Data shown:
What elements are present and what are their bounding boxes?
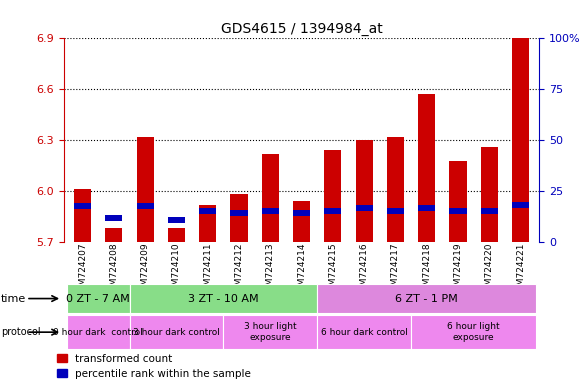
Text: 0 ZT - 7 AM: 0 ZT - 7 AM	[66, 293, 130, 304]
Title: GDS4615 / 1394984_at: GDS4615 / 1394984_at	[221, 22, 382, 36]
Bar	[74, 204, 91, 209]
Bar	[129, 315, 223, 349]
Bar	[450, 209, 467, 214]
Bar	[168, 228, 185, 242]
Bar	[512, 38, 529, 242]
Bar	[199, 205, 216, 242]
Bar	[105, 228, 122, 242]
Bar	[105, 215, 122, 221]
Bar	[481, 147, 498, 242]
Text: 3 hour dark control: 3 hour dark control	[133, 328, 220, 337]
Bar	[262, 209, 279, 214]
Bar	[418, 94, 436, 242]
Text: GSM724220: GSM724220	[485, 243, 494, 297]
Bar	[168, 217, 185, 223]
Text: GSM724210: GSM724210	[172, 243, 181, 297]
Text: 0 hour dark  control: 0 hour dark control	[53, 328, 143, 337]
Bar	[74, 189, 91, 242]
Text: GSM724207: GSM724207	[78, 243, 87, 297]
Legend: transformed count, percentile rank within the sample: transformed count, percentile rank withi…	[57, 354, 251, 379]
Bar	[324, 209, 342, 214]
Bar	[411, 315, 536, 349]
Text: GSM724219: GSM724219	[454, 243, 462, 297]
Text: GSM724213: GSM724213	[266, 243, 275, 297]
Text: 6 ZT - 1 PM: 6 ZT - 1 PM	[396, 293, 458, 304]
Text: 3 ZT - 10 AM: 3 ZT - 10 AM	[188, 293, 259, 304]
Bar	[67, 315, 129, 349]
Text: protocol: protocol	[1, 327, 41, 337]
Bar	[293, 210, 310, 216]
Text: GSM724221: GSM724221	[516, 243, 525, 297]
Text: GSM724208: GSM724208	[110, 243, 118, 297]
Text: GSM724216: GSM724216	[360, 243, 369, 297]
Text: GSM724211: GSM724211	[203, 243, 212, 297]
Bar	[317, 315, 411, 349]
Text: GSM724218: GSM724218	[422, 243, 432, 297]
Text: 6 hour dark control: 6 hour dark control	[321, 328, 408, 337]
Bar	[512, 202, 529, 208]
Text: time: time	[1, 293, 27, 304]
Bar	[387, 137, 404, 242]
Bar	[356, 140, 373, 242]
Text: GSM724217: GSM724217	[391, 243, 400, 297]
Bar	[223, 315, 317, 349]
Text: GSM724215: GSM724215	[328, 243, 338, 297]
Text: GSM724212: GSM724212	[234, 243, 244, 297]
Bar	[136, 204, 154, 209]
Bar	[317, 284, 536, 313]
Bar	[418, 205, 436, 211]
Bar	[230, 194, 248, 242]
Text: GSM724209: GSM724209	[141, 243, 150, 297]
Bar	[356, 205, 373, 211]
Bar	[324, 151, 342, 242]
Bar	[293, 201, 310, 242]
Bar	[262, 154, 279, 242]
Bar	[450, 161, 467, 242]
Bar	[481, 209, 498, 214]
Bar	[387, 209, 404, 214]
Bar	[67, 284, 129, 313]
Text: 3 hour light
exposure: 3 hour light exposure	[244, 323, 296, 342]
Text: GSM724214: GSM724214	[297, 243, 306, 297]
Bar	[230, 210, 248, 216]
Text: 6 hour light
exposure: 6 hour light exposure	[447, 323, 500, 342]
Bar	[199, 209, 216, 214]
Bar	[136, 137, 154, 242]
Bar	[129, 284, 317, 313]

The problem: Can you pull out every row above verbatim, leaving out the pictures?

Response to the task:
What elements are present and what are their bounding boxes?
Text: 0 ZT - 7 AM: 0 ZT - 7 AM	[66, 293, 130, 304]
Title: GDS4615 / 1394984_at: GDS4615 / 1394984_at	[221, 22, 382, 36]
Bar	[74, 204, 91, 209]
Bar	[129, 315, 223, 349]
Bar	[450, 209, 467, 214]
Bar	[168, 228, 185, 242]
Bar	[512, 38, 529, 242]
Bar	[199, 205, 216, 242]
Bar	[105, 228, 122, 242]
Bar	[105, 215, 122, 221]
Bar	[481, 147, 498, 242]
Text: 3 hour dark control: 3 hour dark control	[133, 328, 220, 337]
Bar	[262, 209, 279, 214]
Bar	[418, 94, 436, 242]
Text: GSM724220: GSM724220	[485, 243, 494, 297]
Bar	[168, 217, 185, 223]
Text: GSM724210: GSM724210	[172, 243, 181, 297]
Text: 0 hour dark  control: 0 hour dark control	[53, 328, 143, 337]
Bar	[74, 189, 91, 242]
Text: GSM724207: GSM724207	[78, 243, 87, 297]
Legend: transformed count, percentile rank within the sample: transformed count, percentile rank withi…	[57, 354, 251, 379]
Bar	[324, 209, 342, 214]
Bar	[411, 315, 536, 349]
Text: GSM724219: GSM724219	[454, 243, 462, 297]
Text: GSM724213: GSM724213	[266, 243, 275, 297]
Text: 6 ZT - 1 PM: 6 ZT - 1 PM	[396, 293, 458, 304]
Text: 3 ZT - 10 AM: 3 ZT - 10 AM	[188, 293, 259, 304]
Bar	[67, 315, 129, 349]
Text: protocol: protocol	[1, 327, 41, 337]
Bar	[293, 210, 310, 216]
Text: GSM724221: GSM724221	[516, 243, 525, 297]
Text: GSM724208: GSM724208	[110, 243, 118, 297]
Text: GSM724216: GSM724216	[360, 243, 369, 297]
Text: GSM724211: GSM724211	[203, 243, 212, 297]
Bar	[317, 315, 411, 349]
Text: GSM724218: GSM724218	[422, 243, 432, 297]
Text: 6 hour dark control: 6 hour dark control	[321, 328, 408, 337]
Bar	[512, 202, 529, 208]
Text: time: time	[1, 293, 27, 304]
Bar	[387, 137, 404, 242]
Bar	[356, 140, 373, 242]
Text: GSM724217: GSM724217	[391, 243, 400, 297]
Bar	[223, 315, 317, 349]
Text: GSM724215: GSM724215	[328, 243, 338, 297]
Text: GSM724212: GSM724212	[234, 243, 244, 297]
Bar	[136, 204, 154, 209]
Bar	[317, 284, 536, 313]
Bar	[418, 205, 436, 211]
Bar	[230, 194, 248, 242]
Text: GSM724209: GSM724209	[141, 243, 150, 297]
Bar	[356, 205, 373, 211]
Bar	[324, 151, 342, 242]
Bar	[293, 201, 310, 242]
Bar	[262, 154, 279, 242]
Bar	[450, 161, 467, 242]
Bar	[481, 209, 498, 214]
Bar	[387, 209, 404, 214]
Bar	[67, 284, 129, 313]
Text: 3 hour light
exposure: 3 hour light exposure	[244, 323, 296, 342]
Text: GSM724214: GSM724214	[297, 243, 306, 297]
Bar	[230, 210, 248, 216]
Text: 6 hour light
exposure: 6 hour light exposure	[447, 323, 500, 342]
Bar	[199, 209, 216, 214]
Bar	[136, 137, 154, 242]
Bar	[129, 284, 317, 313]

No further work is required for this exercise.